### [Instruction]
Give back every line exactly as it appears, pictures excluded.

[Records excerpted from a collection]
***

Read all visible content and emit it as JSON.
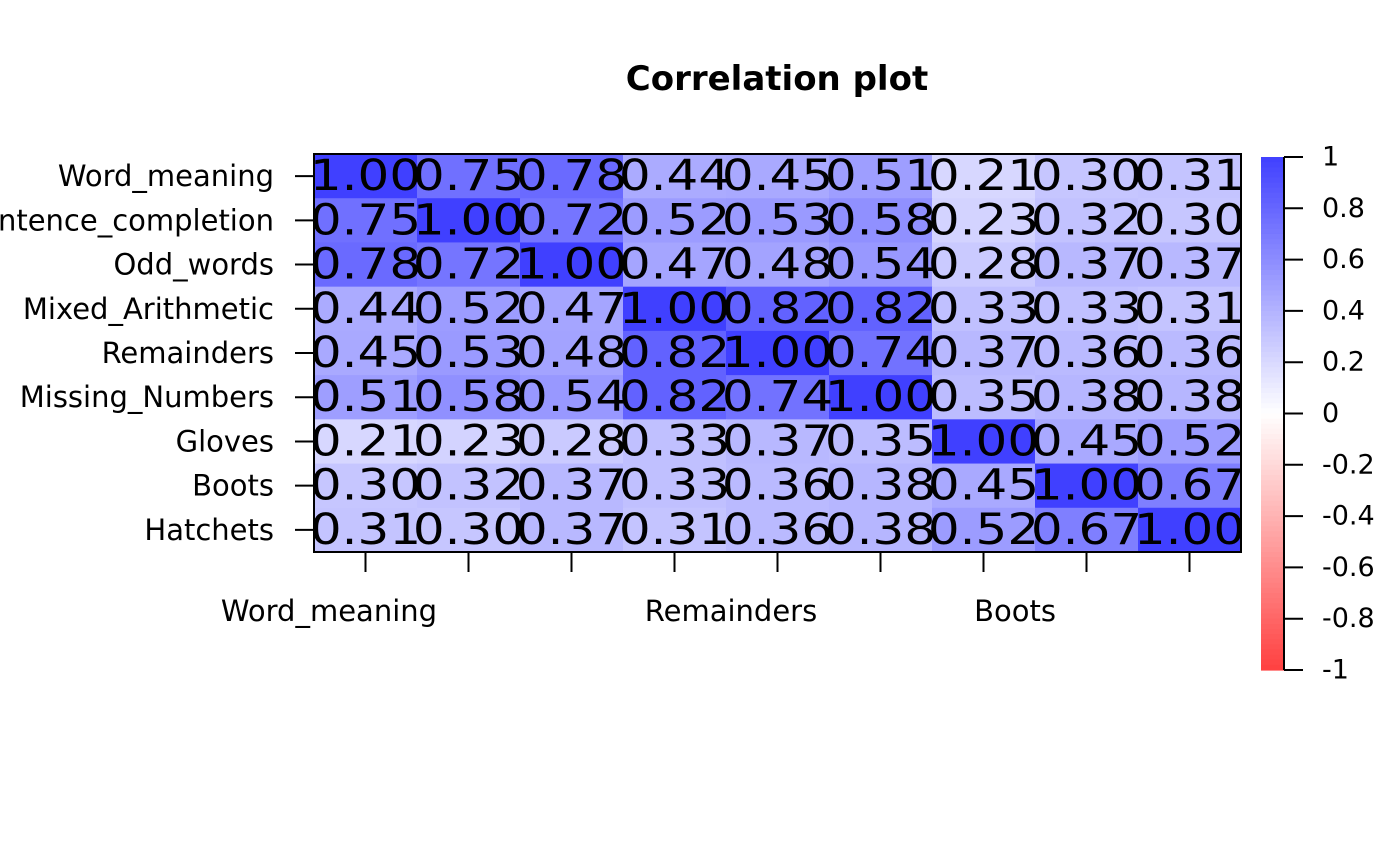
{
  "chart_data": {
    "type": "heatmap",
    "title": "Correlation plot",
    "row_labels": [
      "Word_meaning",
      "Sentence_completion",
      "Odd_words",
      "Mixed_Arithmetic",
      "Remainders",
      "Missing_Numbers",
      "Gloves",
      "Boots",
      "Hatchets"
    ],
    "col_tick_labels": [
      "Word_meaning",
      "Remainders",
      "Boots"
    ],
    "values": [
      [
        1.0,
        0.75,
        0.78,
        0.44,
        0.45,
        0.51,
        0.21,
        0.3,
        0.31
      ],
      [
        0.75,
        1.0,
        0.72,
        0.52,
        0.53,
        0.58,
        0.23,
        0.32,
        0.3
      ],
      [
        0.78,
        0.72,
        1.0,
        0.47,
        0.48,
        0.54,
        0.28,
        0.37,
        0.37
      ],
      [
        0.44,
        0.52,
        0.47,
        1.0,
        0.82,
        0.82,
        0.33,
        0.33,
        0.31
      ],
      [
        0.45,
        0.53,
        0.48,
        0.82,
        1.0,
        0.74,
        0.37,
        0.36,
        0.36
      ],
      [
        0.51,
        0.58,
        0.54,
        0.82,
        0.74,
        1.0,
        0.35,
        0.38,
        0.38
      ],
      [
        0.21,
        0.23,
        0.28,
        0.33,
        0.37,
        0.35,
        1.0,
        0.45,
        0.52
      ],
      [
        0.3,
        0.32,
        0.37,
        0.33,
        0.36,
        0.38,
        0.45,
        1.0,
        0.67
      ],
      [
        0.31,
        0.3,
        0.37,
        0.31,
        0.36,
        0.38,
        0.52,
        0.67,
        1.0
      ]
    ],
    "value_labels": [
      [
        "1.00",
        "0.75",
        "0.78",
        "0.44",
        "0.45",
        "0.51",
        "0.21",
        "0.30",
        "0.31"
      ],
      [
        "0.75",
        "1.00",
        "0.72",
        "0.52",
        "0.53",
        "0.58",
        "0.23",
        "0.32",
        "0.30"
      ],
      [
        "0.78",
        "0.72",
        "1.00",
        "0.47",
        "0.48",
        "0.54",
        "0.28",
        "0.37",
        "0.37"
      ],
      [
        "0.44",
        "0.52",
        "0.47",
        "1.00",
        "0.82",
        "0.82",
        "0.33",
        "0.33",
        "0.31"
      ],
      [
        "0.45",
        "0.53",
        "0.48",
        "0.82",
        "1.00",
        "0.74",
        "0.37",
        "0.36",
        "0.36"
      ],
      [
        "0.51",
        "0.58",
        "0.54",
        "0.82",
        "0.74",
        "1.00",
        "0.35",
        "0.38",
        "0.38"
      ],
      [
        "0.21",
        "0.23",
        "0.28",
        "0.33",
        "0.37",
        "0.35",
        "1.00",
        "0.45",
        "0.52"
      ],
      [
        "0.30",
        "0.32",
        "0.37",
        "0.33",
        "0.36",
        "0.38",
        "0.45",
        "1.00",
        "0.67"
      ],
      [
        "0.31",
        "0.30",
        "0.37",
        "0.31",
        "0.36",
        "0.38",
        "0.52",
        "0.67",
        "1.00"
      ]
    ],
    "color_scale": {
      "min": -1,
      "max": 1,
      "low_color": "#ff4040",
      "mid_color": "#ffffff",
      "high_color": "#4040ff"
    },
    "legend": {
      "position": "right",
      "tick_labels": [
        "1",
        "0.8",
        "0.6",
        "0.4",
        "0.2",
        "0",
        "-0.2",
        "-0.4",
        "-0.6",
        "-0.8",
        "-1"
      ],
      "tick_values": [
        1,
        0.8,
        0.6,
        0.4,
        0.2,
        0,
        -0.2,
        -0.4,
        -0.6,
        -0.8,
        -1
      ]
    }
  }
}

***

### [Output for this task]
Read all visible content and emit it as JSON.
{
  "chart_data": {
    "type": "heatmap",
    "title": "Correlation plot",
    "row_labels": [
      "Word_meaning",
      "Sentence_completion",
      "Odd_words",
      "Mixed_Arithmetic",
      "Remainders",
      "Missing_Numbers",
      "Gloves",
      "Boots",
      "Hatchets"
    ],
    "col_tick_labels": [
      "Word_meaning",
      "Remainders",
      "Boots"
    ],
    "values": [
      [
        1.0,
        0.75,
        0.78,
        0.44,
        0.45,
        0.51,
        0.21,
        0.3,
        0.31
      ],
      [
        0.75,
        1.0,
        0.72,
        0.52,
        0.53,
        0.58,
        0.23,
        0.32,
        0.3
      ],
      [
        0.78,
        0.72,
        1.0,
        0.47,
        0.48,
        0.54,
        0.28,
        0.37,
        0.37
      ],
      [
        0.44,
        0.52,
        0.47,
        1.0,
        0.82,
        0.82,
        0.33,
        0.33,
        0.31
      ],
      [
        0.45,
        0.53,
        0.48,
        0.82,
        1.0,
        0.74,
        0.37,
        0.36,
        0.36
      ],
      [
        0.51,
        0.58,
        0.54,
        0.82,
        0.74,
        1.0,
        0.35,
        0.38,
        0.38
      ],
      [
        0.21,
        0.23,
        0.28,
        0.33,
        0.37,
        0.35,
        1.0,
        0.45,
        0.52
      ],
      [
        0.3,
        0.32,
        0.37,
        0.33,
        0.36,
        0.38,
        0.45,
        1.0,
        0.67
      ],
      [
        0.31,
        0.3,
        0.37,
        0.31,
        0.36,
        0.38,
        0.52,
        0.67,
        1.0
      ]
    ],
    "value_labels": [
      [
        "1.00",
        "0.75",
        "0.78",
        "0.44",
        "0.45",
        "0.51",
        "0.21",
        "0.30",
        "0.31"
      ],
      [
        "0.75",
        "1.00",
        "0.72",
        "0.52",
        "0.53",
        "0.58",
        "0.23",
        "0.32",
        "0.30"
      ],
      [
        "0.78",
        "0.72",
        "1.00",
        "0.47",
        "0.48",
        "0.54",
        "0.28",
        "0.37",
        "0.37"
      ],
      [
        "0.44",
        "0.52",
        "0.47",
        "1.00",
        "0.82",
        "0.82",
        "0.33",
        "0.33",
        "0.31"
      ],
      [
        "0.45",
        "0.53",
        "0.48",
        "0.82",
        "1.00",
        "0.74",
        "0.37",
        "0.36",
        "0.36"
      ],
      [
        "0.51",
        "0.58",
        "0.54",
        "0.82",
        "0.74",
        "1.00",
        "0.35",
        "0.38",
        "0.38"
      ],
      [
        "0.21",
        "0.23",
        "0.28",
        "0.33",
        "0.37",
        "0.35",
        "1.00",
        "0.45",
        "0.52"
      ],
      [
        "0.30",
        "0.32",
        "0.37",
        "0.33",
        "0.36",
        "0.38",
        "0.45",
        "1.00",
        "0.67"
      ],
      [
        "0.31",
        "0.30",
        "0.37",
        "0.31",
        "0.36",
        "0.38",
        "0.52",
        "0.67",
        "1.00"
      ]
    ],
    "color_scale": {
      "min": -1,
      "max": 1,
      "low_color": "#ff4040",
      "mid_color": "#ffffff",
      "high_color": "#4040ff"
    },
    "legend": {
      "position": "right",
      "tick_labels": [
        "1",
        "0.8",
        "0.6",
        "0.4",
        "0.2",
        "0",
        "-0.2",
        "-0.4",
        "-0.6",
        "-0.8",
        "-1"
      ],
      "tick_values": [
        1,
        0.8,
        0.6,
        0.4,
        0.2,
        0,
        -0.2,
        -0.4,
        -0.6,
        -0.8,
        -1
      ]
    }
  }
}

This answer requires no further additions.